*Aim*. Below are records to transcribe exactly, without their pictures.

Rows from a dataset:
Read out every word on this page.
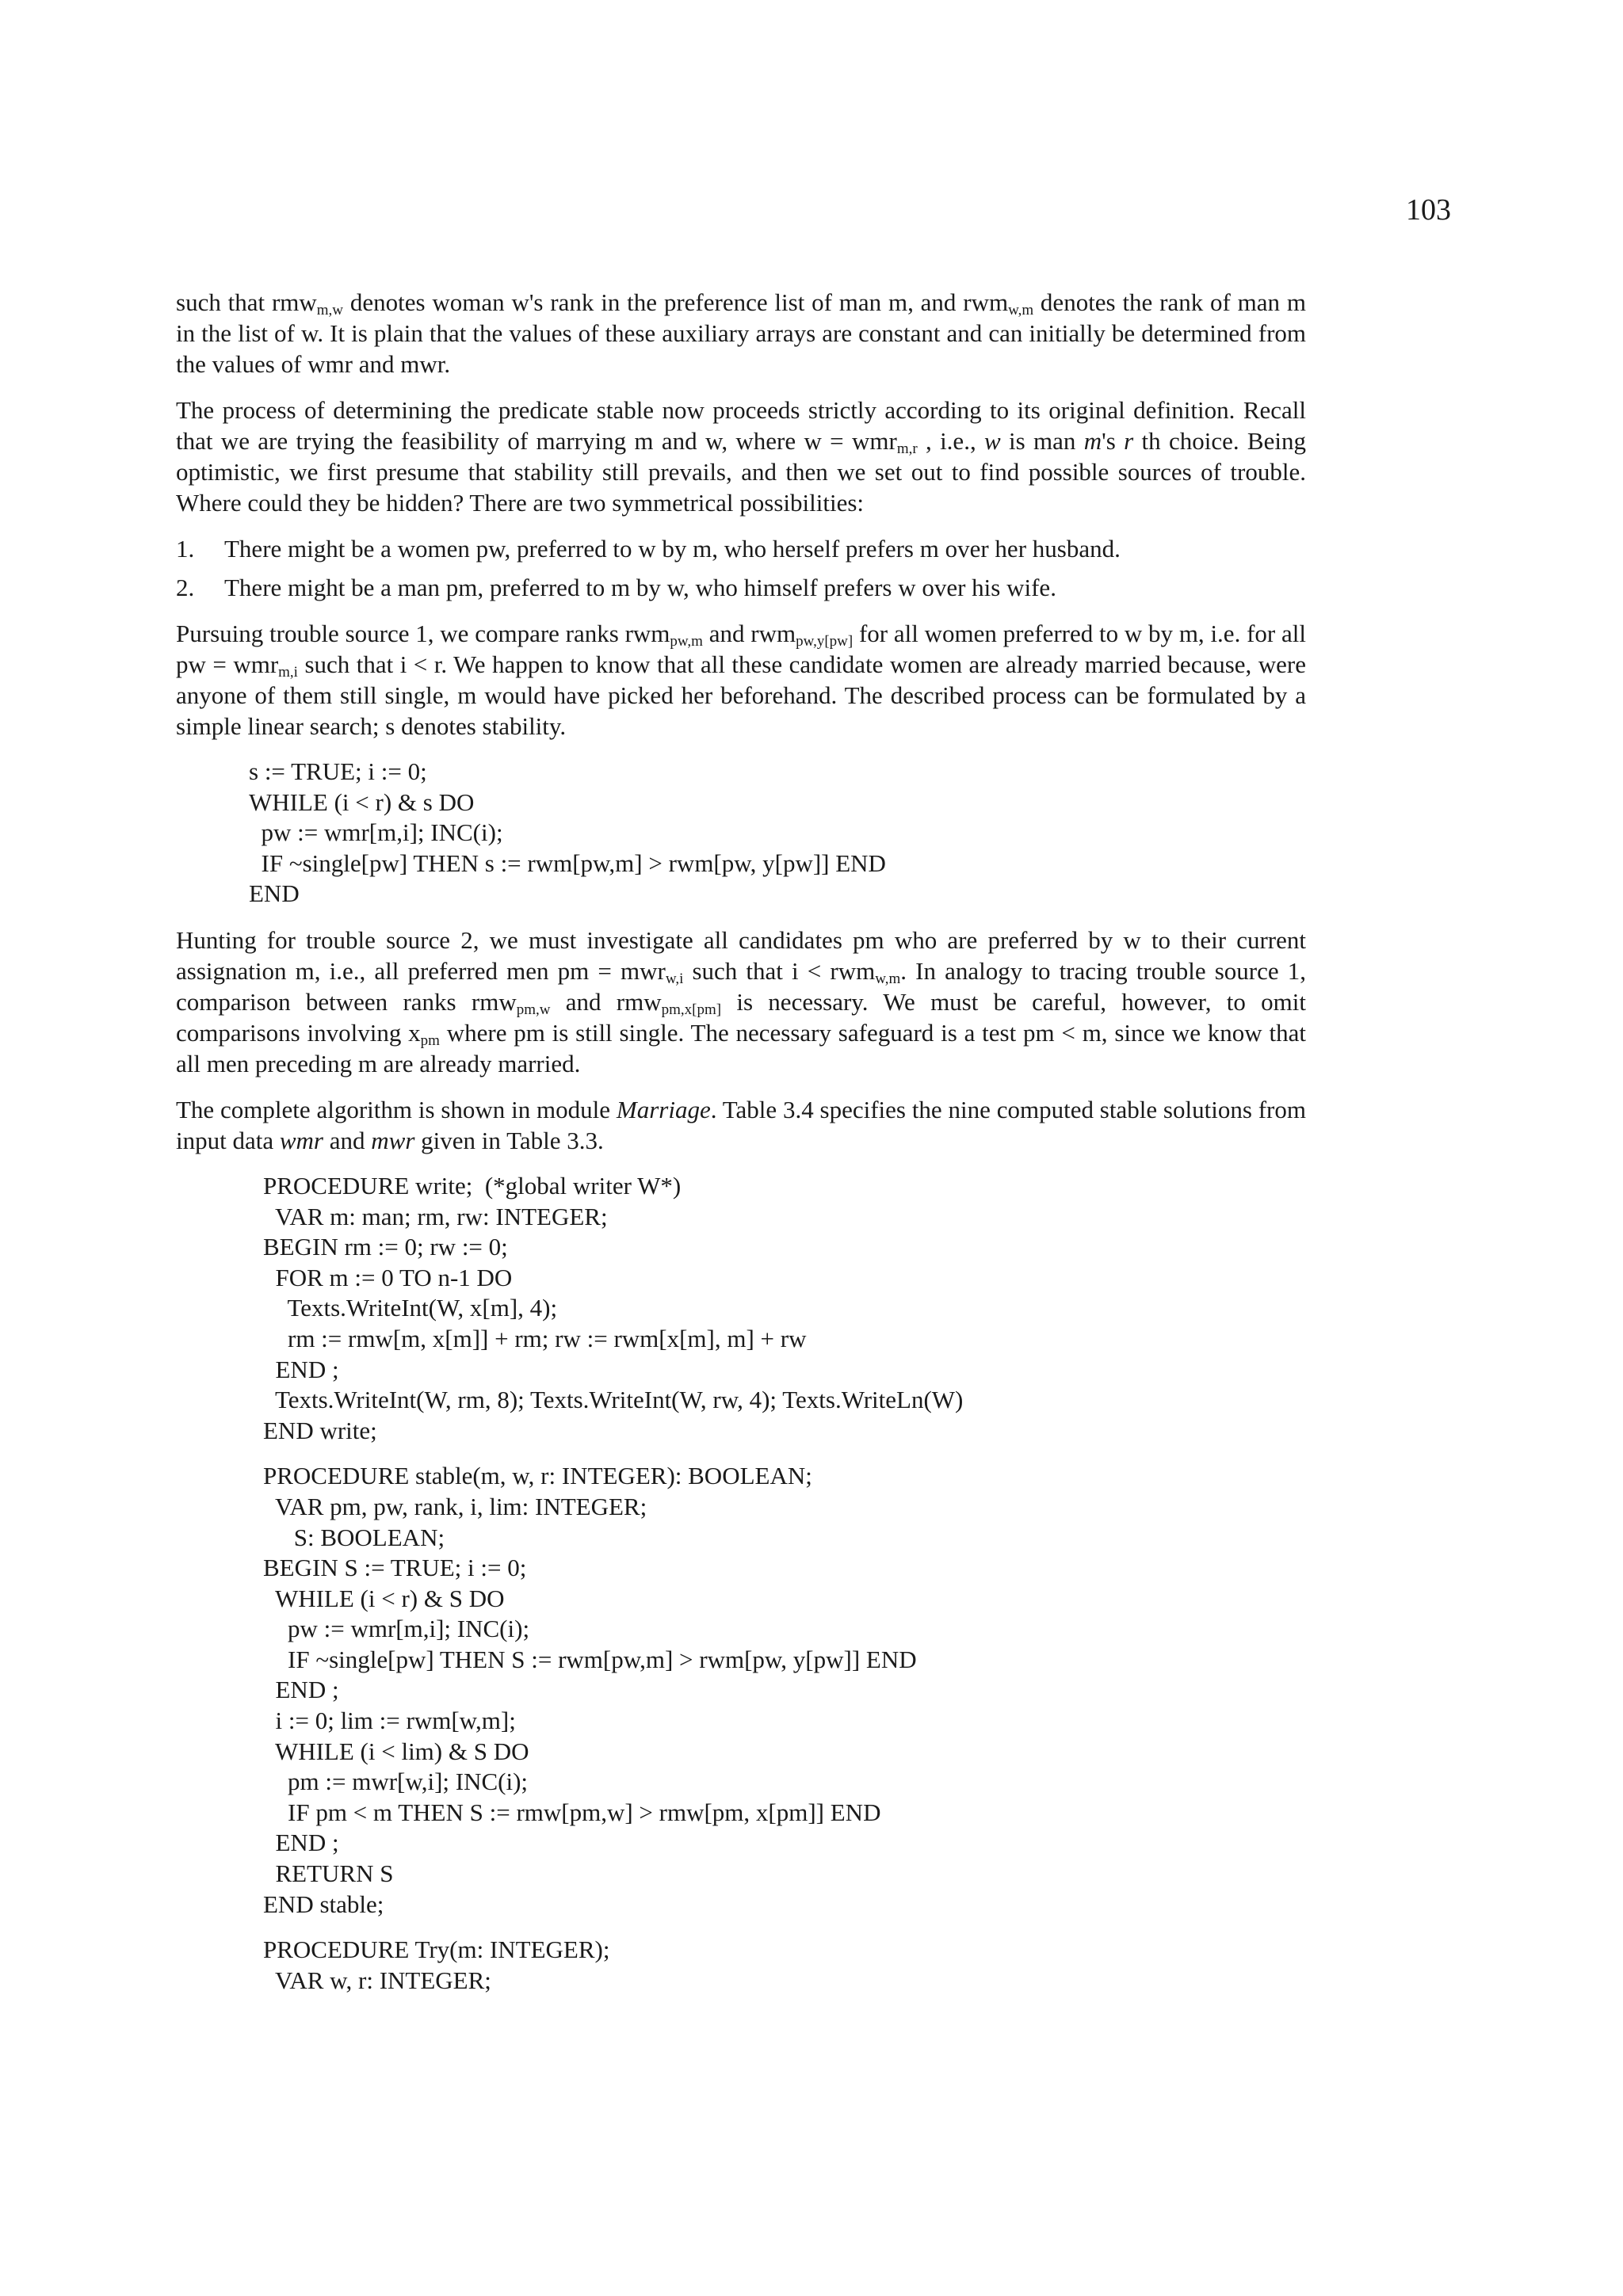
103

such that rmw$_{m,w}$ denotes woman w's rank in the preference list of man m, and rwm$_{w,m}$ denotes the rank of man m in the list of w. It is plain that the values of these auxiliary arrays are constant and can initially be determined from the values of wmr and mwr.

The process of determining the predicate stable now proceeds strictly according to its original definition. Recall that we are trying the feasibility of marrying m and w, where w = wmr$_{m,r}$ , i.e., w is man m's r th choice. Being optimistic, we first presume that stability still prevails, and then we set out to find possible sources of trouble. Where could they be hidden? There are two symmetrical possibilities:

1.	There might be a women pw, preferred to w by m, who herself prefers m over her husband.
2.	There might be a man pm, preferred to m by w, who himself prefers w over his wife.

Pursuing trouble source 1, we compare ranks rwm$_{pw,m}$ and rwm$_{pw,y[pw]}$ for all women preferred to w by m, i.e. for all pw = wmr$_{m,i}$ such that i < r. We happen to know that all these candidate women are already married because, were anyone of them still single, m would have picked her beforehand. The described process can be formulated by a simple linear search; s denotes stability.

s := TRUE; i := 0;
WHILE (i < r) & s DO
pw := wmr[m,i]; INC(i);
IF ~single[pw] THEN s := rwm[pw,m] > rwm[pw, y[pw]] END
END

Hunting for trouble source 2, we must investigate all candidates pm who are preferred by w to their current assignation m, i.e., all preferred men pm = mwr$_{w,i}$ such that i < rwm$_{w,m}$. In analogy to tracing trouble source 1, comparison between ranks rmw$_{pm,w}$ and rmw$_{pm,x[pm]}$ is necessary. We must be careful, however, to omit comparisons involving $x_{pm}$ where pm is still single. The necessary safeguard is a test pm < m, since we know that all men preceding m are already married.

The complete algorithm is shown in module Marriage. Table 3.4 specifies the nine computed stable solutions from input data wmr and mwr given in Table 3.3.

PROCEDURE write;  (*global writer W*)
VAR m: man; rm, rw: INTEGER;
BEGIN rm := 0; rw := 0;
FOR m := 0 TO n-1 DO
Texts.WriteInt(W, x[m], 4);
rm := rmw[m, x[m]] + rm; rw := rwm[x[m], m] + rw
END ;
Texts.WriteInt(W, rm, 8); Texts.WriteInt(W, rw, 4); Texts.WriteLn(W)
END write;
PROCEDURE stable(m, w, r: INTEGER): BOOLEAN;
VAR pm, pw, rank, i, lim: INTEGER;
S: BOOLEAN;
BEGIN S := TRUE; i := 0;
WHILE (i < r) & S DO
pw := wmr[m,i]; INC(i);
IF ~single[pw] THEN S := rwm[pw,m] > rwm[pw, y[pw]] END
END ;
i := 0; lim := rwm[w,m];
WHILE (i < lim) & S DO
pm := mwr[w,i]; INC(i);
IF pm < m THEN S := rmw[pm,w] > rmw[pm, x[pm]] END
END ;
RETURN S
END stable;
PROCEDURE Try(m: INTEGER);
VAR w, r: INTEGER;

*Answer below*.
Read out every word on this page.
103

such that rmw$_{m,w}$ denotes woman w's rank in the preference list of man m, and rwm$_{w,m}$ denotes the rank of man m in the list of w. It is plain that the values of these auxiliary arrays are constant and can initially be determined from the values of wmr and mwr.

The process of determining the predicate stable now proceeds strictly according to its original definition. Recall that we are trying the feasibility of marrying m and w, where w = wmr$_{m,r}$ , i.e., w is man m's r th choice. Being optimistic, we first presume that stability still prevails, and then we set out to find possible sources of trouble. Where could they be hidden? There are two symmetrical possibilities:

1.	There might be a women pw, preferred to w by m, who herself prefers m over her husband.
2.	There might be a man pm, preferred to m by w, who himself prefers w over his wife.

Pursuing trouble source 1, we compare ranks rwm$_{pw,m}$ and rwm$_{pw,y[pw]}$ for all women preferred to w by m, i.e. for all pw = wmr$_{m,i}$ such that i < r. We happen to know that all these candidate women are already married because, were anyone of them still single, m would have picked her beforehand. The described process can be formulated by a simple linear search; s denotes stability.

s := TRUE; i := 0;
WHILE (i < r) & s DO
pw := wmr[m,i]; INC(i);
IF ~single[pw] THEN s := rwm[pw,m] > rwm[pw, y[pw]] END
END

Hunting for trouble source 2, we must investigate all candidates pm who are preferred by w to their current assignation m, i.e., all preferred men pm = mwr$_{w,i}$ such that i < rwm$_{w,m}$. In analogy to tracing trouble source 1, comparison between ranks rmw$_{pm,w}$ and rmw$_{pm,x[pm]}$ is necessary. We must be careful, however, to omit comparisons involving $x_{pm}$ where pm is still single. The necessary safeguard is a test pm < m, since we know that all men preceding m are already married.

The complete algorithm is shown in module Marriage. Table 3.4 specifies the nine computed stable solutions from input data wmr and mwr given in Table 3.3.

PROCEDURE write;  (*global writer W*)
VAR m: man; rm, rw: INTEGER;
BEGIN rm := 0; rw := 0;
FOR m := 0 TO n-1 DO
Texts.WriteInt(W, x[m], 4);
rm := rmw[m, x[m]] + rm; rw := rwm[x[m], m] + rw
END ;
Texts.WriteInt(W, rm, 8); Texts.WriteInt(W, rw, 4); Texts.WriteLn(W)
END write;
PROCEDURE stable(m, w, r: INTEGER): BOOLEAN;
VAR pm, pw, rank, i, lim: INTEGER;
S: BOOLEAN;
BEGIN S := TRUE; i := 0;
WHILE (i < r) & S DO
pw := wmr[m,i]; INC(i);
IF ~single[pw] THEN S := rwm[pw,m] > rwm[pw, y[pw]] END
END ;
i := 0; lim := rwm[w,m];
WHILE (i < lim) & S DO
pm := mwr[w,i]; INC(i);
IF pm < m THEN S := rmw[pm,w] > rmw[pm, x[pm]] END
END ;
RETURN S
END stable;
PROCEDURE Try(m: INTEGER);
VAR w, r: INTEGER;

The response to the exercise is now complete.